» Task requirements
A verbatim copy of the records is required, with all pictures left out.

» Data to use
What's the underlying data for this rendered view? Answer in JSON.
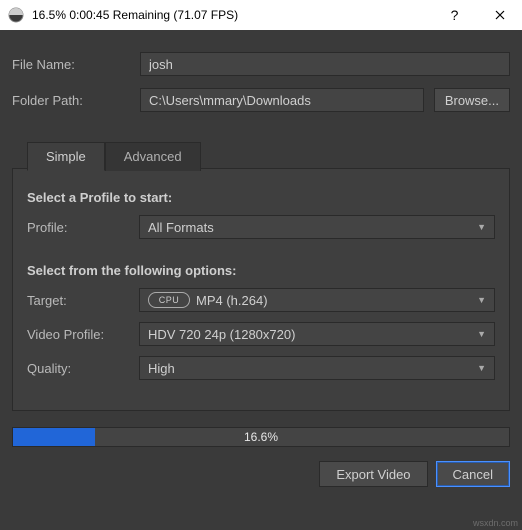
{
  "titlebar": {
    "title": "16.5%  0:00:45 Remaining (71.07 FPS)"
  },
  "fields": {
    "file_name_label": "File Name:",
    "file_name_value": "josh",
    "folder_path_label": "Folder Path:",
    "folder_path_value": "C:\\Users\\mmary\\Downloads",
    "browse_label": "Browse..."
  },
  "tabs": {
    "simple": "Simple",
    "advanced": "Advanced"
  },
  "sections": {
    "profile_hdr": "Select a Profile to start:",
    "options_hdr": "Select from the following options:"
  },
  "profile": {
    "label": "Profile:",
    "value": "All Formats"
  },
  "target": {
    "label": "Target:",
    "badge": "CPU",
    "value": "MP4 (h.264)"
  },
  "video_profile": {
    "label": "Video Profile:",
    "value": "HDV 720 24p (1280x720)"
  },
  "quality": {
    "label": "Quality:",
    "value": "High"
  },
  "progress": {
    "percent_text": "16.6%",
    "percent_value": 16.6
  },
  "buttons": {
    "export": "Export Video",
    "cancel": "Cancel"
  },
  "watermark": "wsxdn.com"
}
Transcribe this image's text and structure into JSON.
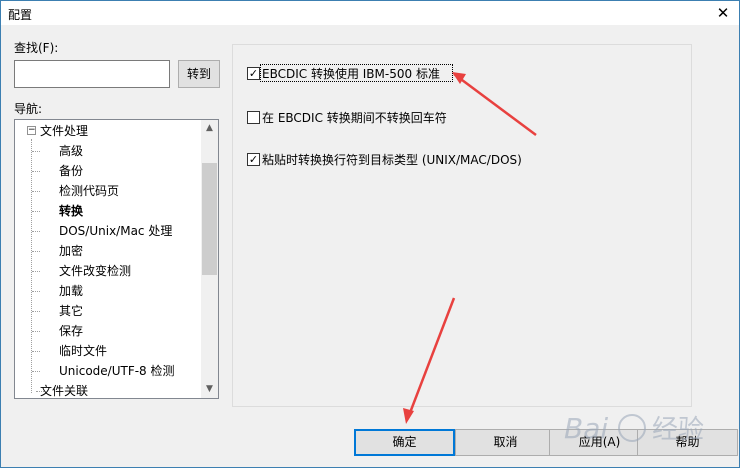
{
  "window": {
    "title": "配置",
    "close_glyph": "✕"
  },
  "find": {
    "label": "查找(F):",
    "value": "",
    "goto_label": "转到"
  },
  "nav": {
    "label": "导航:",
    "items": [
      {
        "label": "文件处理",
        "level": 0,
        "bold": false
      },
      {
        "label": "高级",
        "level": 1,
        "bold": false
      },
      {
        "label": "备份",
        "level": 1,
        "bold": false
      },
      {
        "label": "检测代码页",
        "level": 1,
        "bold": false
      },
      {
        "label": "转换",
        "level": 1,
        "bold": true
      },
      {
        "label": "DOS/Unix/Mac 处理",
        "level": 1,
        "bold": false
      },
      {
        "label": "加密",
        "level": 1,
        "bold": false
      },
      {
        "label": "文件改变检测",
        "level": 1,
        "bold": false
      },
      {
        "label": "加载",
        "level": 1,
        "bold": false
      },
      {
        "label": "其它",
        "level": 1,
        "bold": false
      },
      {
        "label": "保存",
        "level": 1,
        "bold": false
      },
      {
        "label": "临时文件",
        "level": 1,
        "bold": false
      },
      {
        "label": "Unicode/UTF-8 检测",
        "level": 1,
        "bold": false
      },
      {
        "label": "文件关联",
        "level": 0,
        "bold": false
      }
    ]
  },
  "options": [
    {
      "label": "EBCDIC 转换使用 IBM-500 标准",
      "checked": true
    },
    {
      "label": "在 EBCDIC 转换期间不转换回车符",
      "checked": false
    },
    {
      "label": "粘贴时转换换行符到目标类型 (UNIX/MAC/DOS)",
      "checked": true
    }
  ],
  "buttons": {
    "ok": "确定",
    "cancel": "取消",
    "apply": "应用(A)",
    "help": "帮助"
  },
  "colors": {
    "annotation_arrow": "#e8413f",
    "focus_border": "#0078d7"
  }
}
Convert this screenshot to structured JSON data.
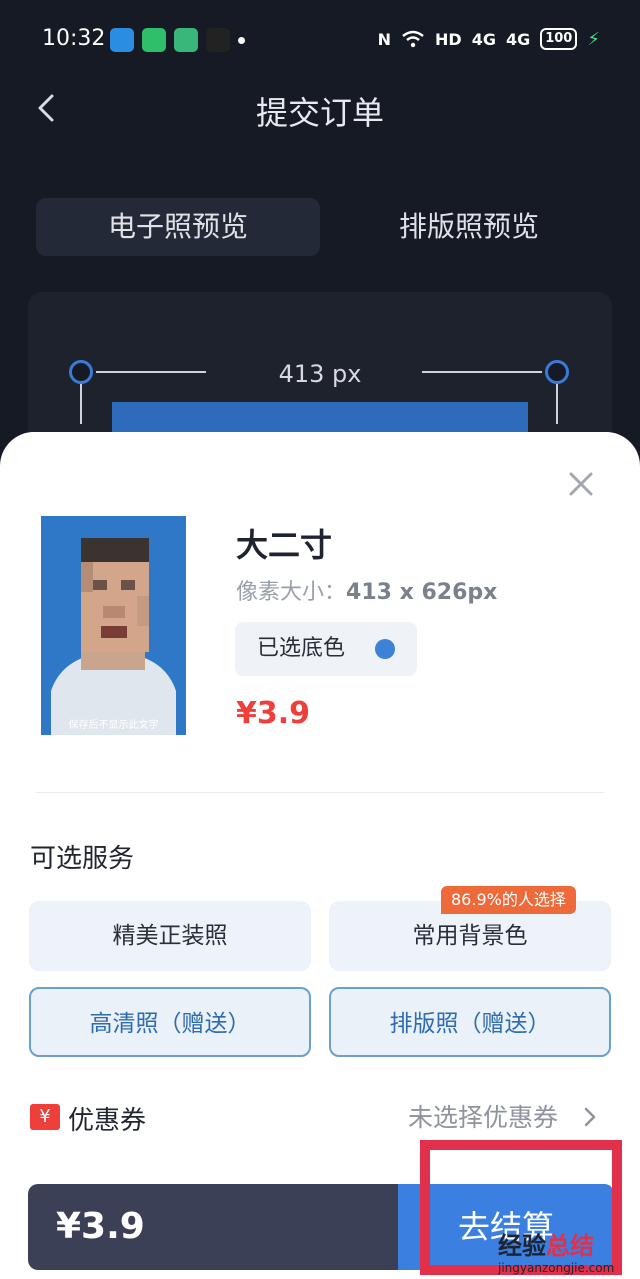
{
  "status_bar": {
    "time": "10:32",
    "network": "HD",
    "signal1": "4G",
    "signal2": "4G",
    "battery": "100"
  },
  "header": {
    "title": "提交订单"
  },
  "tabs": [
    {
      "label": "电子照预览",
      "active": true
    },
    {
      "label": "排版照预览",
      "active": false
    }
  ],
  "preview": {
    "width_label": "413 px",
    "photo_color": "#2f6bbd"
  },
  "product": {
    "name": "大二寸",
    "pixel_label": "像素大小：",
    "pixel_value": "413 x 626px",
    "bg_label": "已选底色",
    "bg_color": "#3d82d6",
    "price": "¥3.9",
    "photo_caption": "保存后不显示此文字"
  },
  "services": {
    "title": "可选服务",
    "items": [
      {
        "label": "精美正装照"
      },
      {
        "label": "常用背景色",
        "badge": "86.9%的人选择"
      },
      {
        "label": "高清照（赠送）"
      },
      {
        "label": "排版照（赠送）"
      }
    ]
  },
  "coupon": {
    "icon_text": "¥",
    "label": "优惠券",
    "value": "未选择优惠券"
  },
  "checkout": {
    "price": "¥3.9",
    "button": "去结算"
  },
  "watermark": {
    "main_a": "经验",
    "main_b": "总结",
    "sub": "jingyanzongjie.com"
  }
}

» Solution below
What's the underlying data for this rendered view? Answer in JSON.
{
  "titlebar": {
    "title": "16.5%  0:00:45 Remaining (71.07 FPS)"
  },
  "fields": {
    "file_name_label": "File Name:",
    "file_name_value": "josh",
    "folder_path_label": "Folder Path:",
    "folder_path_value": "C:\\Users\\mmary\\Downloads",
    "browse_label": "Browse..."
  },
  "tabs": {
    "simple": "Simple",
    "advanced": "Advanced"
  },
  "sections": {
    "profile_hdr": "Select a Profile to start:",
    "options_hdr": "Select from the following options:"
  },
  "profile": {
    "label": "Profile:",
    "value": "All Formats"
  },
  "target": {
    "label": "Target:",
    "badge": "CPU",
    "value": "MP4 (h.264)"
  },
  "video_profile": {
    "label": "Video Profile:",
    "value": "HDV 720 24p (1280x720)"
  },
  "quality": {
    "label": "Quality:",
    "value": "High"
  },
  "progress": {
    "percent_text": "16.6%",
    "percent_value": 16.6
  },
  "buttons": {
    "export": "Export Video",
    "cancel": "Cancel"
  },
  "watermark": "wsxdn.com"
}
Transcribe this image's text and structure into JSON.
{
  "window": {
    "title": "配置",
    "close_glyph": "✕"
  },
  "find": {
    "label": "查找(F):",
    "value": "",
    "goto_label": "转到"
  },
  "nav": {
    "label": "导航:",
    "items": [
      {
        "label": "文件处理",
        "level": 0,
        "bold": false
      },
      {
        "label": "高级",
        "level": 1,
        "bold": false
      },
      {
        "label": "备份",
        "level": 1,
        "bold": false
      },
      {
        "label": "检测代码页",
        "level": 1,
        "bold": false
      },
      {
        "label": "转换",
        "level": 1,
        "bold": true
      },
      {
        "label": "DOS/Unix/Mac 处理",
        "level": 1,
        "bold": false
      },
      {
        "label": "加密",
        "level": 1,
        "bold": false
      },
      {
        "label": "文件改变检测",
        "level": 1,
        "bold": false
      },
      {
        "label": "加载",
        "level": 1,
        "bold": false
      },
      {
        "label": "其它",
        "level": 1,
        "bold": false
      },
      {
        "label": "保存",
        "level": 1,
        "bold": false
      },
      {
        "label": "临时文件",
        "level": 1,
        "bold": false
      },
      {
        "label": "Unicode/UTF-8 检测",
        "level": 1,
        "bold": false
      },
      {
        "label": "文件关联",
        "level": 0,
        "bold": false
      }
    ]
  },
  "options": [
    {
      "label": "EBCDIC 转换使用 IBM-500 标准",
      "checked": true
    },
    {
      "label": "在 EBCDIC 转换期间不转换回车符",
      "checked": false
    },
    {
      "label": "粘贴时转换换行符到目标类型 (UNIX/MAC/DOS)",
      "checked": true
    }
  ],
  "buttons": {
    "ok": "确定",
    "cancel": "取消",
    "apply": "应用(A)",
    "help": "帮助"
  },
  "colors": {
    "annotation_arrow": "#e8413f",
    "focus_border": "#0078d7"
  }
}
Convert this screenshot to structured JSON data.
{
  "status_bar": {
    "time": "10:32",
    "network": "HD",
    "signal1": "4G",
    "signal2": "4G",
    "battery": "100"
  },
  "header": {
    "title": "提交订单"
  },
  "tabs": [
    {
      "label": "电子照预览",
      "active": true
    },
    {
      "label": "排版照预览",
      "active": false
    }
  ],
  "preview": {
    "width_label": "413 px",
    "photo_color": "#2f6bbd"
  },
  "product": {
    "name": "大二寸",
    "pixel_label": "像素大小：",
    "pixel_value": "413 x 626px",
    "bg_label": "已选底色",
    "bg_color": "#3d82d6",
    "price": "¥3.9",
    "photo_caption": "保存后不显示此文字"
  },
  "services": {
    "title": "可选服务",
    "items": [
      {
        "label": "精美正装照"
      },
      {
        "label": "常用背景色",
        "badge": "86.9%的人选择"
      },
      {
        "label": "高清照（赠送）"
      },
      {
        "label": "排版照（赠送）"
      }
    ]
  },
  "coupon": {
    "icon_text": "¥",
    "label": "优惠券",
    "value": "未选择优惠券"
  },
  "checkout": {
    "price": "¥3.9",
    "button": "去结算"
  },
  "watermark": {
    "main_a": "经验",
    "main_b": "总结",
    "sub": "jingyanzongjie.com"
  }
}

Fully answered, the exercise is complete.